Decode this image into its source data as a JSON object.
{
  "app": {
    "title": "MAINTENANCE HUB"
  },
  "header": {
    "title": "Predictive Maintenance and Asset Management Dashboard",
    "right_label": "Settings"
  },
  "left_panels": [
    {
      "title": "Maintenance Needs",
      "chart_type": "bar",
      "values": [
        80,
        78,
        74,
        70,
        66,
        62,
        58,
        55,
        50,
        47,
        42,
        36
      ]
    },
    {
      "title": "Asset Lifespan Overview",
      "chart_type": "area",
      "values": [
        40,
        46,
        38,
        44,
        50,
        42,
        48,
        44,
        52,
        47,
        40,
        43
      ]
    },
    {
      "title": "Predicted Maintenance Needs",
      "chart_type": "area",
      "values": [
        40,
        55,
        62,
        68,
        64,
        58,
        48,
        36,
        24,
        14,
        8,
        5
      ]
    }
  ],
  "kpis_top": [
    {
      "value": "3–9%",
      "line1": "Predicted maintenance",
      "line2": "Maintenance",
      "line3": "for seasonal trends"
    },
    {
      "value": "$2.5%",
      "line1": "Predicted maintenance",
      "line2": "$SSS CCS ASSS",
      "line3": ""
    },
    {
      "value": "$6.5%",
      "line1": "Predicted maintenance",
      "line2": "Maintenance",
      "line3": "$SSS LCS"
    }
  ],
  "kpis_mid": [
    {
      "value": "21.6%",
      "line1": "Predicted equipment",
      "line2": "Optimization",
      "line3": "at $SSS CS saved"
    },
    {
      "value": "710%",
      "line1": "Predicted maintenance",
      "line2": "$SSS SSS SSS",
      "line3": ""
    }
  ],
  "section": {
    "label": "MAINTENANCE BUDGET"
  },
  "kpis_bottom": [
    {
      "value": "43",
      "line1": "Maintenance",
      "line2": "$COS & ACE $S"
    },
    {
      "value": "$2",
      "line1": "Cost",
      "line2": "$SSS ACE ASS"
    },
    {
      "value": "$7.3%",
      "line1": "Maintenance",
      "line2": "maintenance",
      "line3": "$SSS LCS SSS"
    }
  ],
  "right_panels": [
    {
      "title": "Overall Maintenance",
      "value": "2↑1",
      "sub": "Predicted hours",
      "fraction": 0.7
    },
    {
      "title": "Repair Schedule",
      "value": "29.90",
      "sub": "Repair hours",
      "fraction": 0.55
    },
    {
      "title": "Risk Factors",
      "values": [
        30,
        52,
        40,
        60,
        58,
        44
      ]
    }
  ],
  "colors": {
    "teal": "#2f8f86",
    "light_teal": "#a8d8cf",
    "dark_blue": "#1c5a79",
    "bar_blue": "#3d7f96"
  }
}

*-*-*

• Task to carry out
Extract every line above exactly as it stands.

• Output of the task
Decode this image into its source data as a JSON object.
{
  "app": {
    "title": "MAINTENANCE HUB"
  },
  "header": {
    "title": "Predictive Maintenance and Asset Management Dashboard",
    "right_label": "Settings"
  },
  "left_panels": [
    {
      "title": "Maintenance Needs",
      "chart_type": "bar",
      "values": [
        80,
        78,
        74,
        70,
        66,
        62,
        58,
        55,
        50,
        47,
        42,
        36
      ]
    },
    {
      "title": "Asset Lifespan Overview",
      "chart_type": "area",
      "values": [
        40,
        46,
        38,
        44,
        50,
        42,
        48,
        44,
        52,
        47,
        40,
        43
      ]
    },
    {
      "title": "Predicted Maintenance Needs",
      "chart_type": "area",
      "values": [
        40,
        55,
        62,
        68,
        64,
        58,
        48,
        36,
        24,
        14,
        8,
        5
      ]
    }
  ],
  "kpis_top": [
    {
      "value": "3–9%",
      "line1": "Predicted maintenance",
      "line2": "Maintenance",
      "line3": "for seasonal trends"
    },
    {
      "value": "$2.5%",
      "line1": "Predicted maintenance",
      "line2": "$SSS CCS ASSS",
      "line3": ""
    },
    {
      "value": "$6.5%",
      "line1": "Predicted maintenance",
      "line2": "Maintenance",
      "line3": "$SSS LCS"
    }
  ],
  "kpis_mid": [
    {
      "value": "21.6%",
      "line1": "Predicted equipment",
      "line2": "Optimization",
      "line3": "at $SSS CS saved"
    },
    {
      "value": "710%",
      "line1": "Predicted maintenance",
      "line2": "$SSS SSS SSS",
      "line3": ""
    }
  ],
  "section": {
    "label": "MAINTENANCE BUDGET"
  },
  "kpis_bottom": [
    {
      "value": "43",
      "line1": "Maintenance",
      "line2": "$COS & ACE $S"
    },
    {
      "value": "$2",
      "line1": "Cost",
      "line2": "$SSS ACE ASS"
    },
    {
      "value": "$7.3%",
      "line1": "Maintenance",
      "line2": "maintenance",
      "line3": "$SSS LCS SSS"
    }
  ],
  "right_panels": [
    {
      "title": "Overall Maintenance",
      "value": "2↑1",
      "sub": "Predicted hours",
      "fraction": 0.7
    },
    {
      "title": "Repair Schedule",
      "value": "29.90",
      "sub": "Repair hours",
      "fraction": 0.55
    },
    {
      "title": "Risk Factors",
      "values": [
        30,
        52,
        40,
        60,
        58,
        44
      ]
    }
  ],
  "colors": {
    "teal": "#2f8f86",
    "light_teal": "#a8d8cf",
    "dark_blue": "#1c5a79",
    "bar_blue": "#3d7f96"
  }
}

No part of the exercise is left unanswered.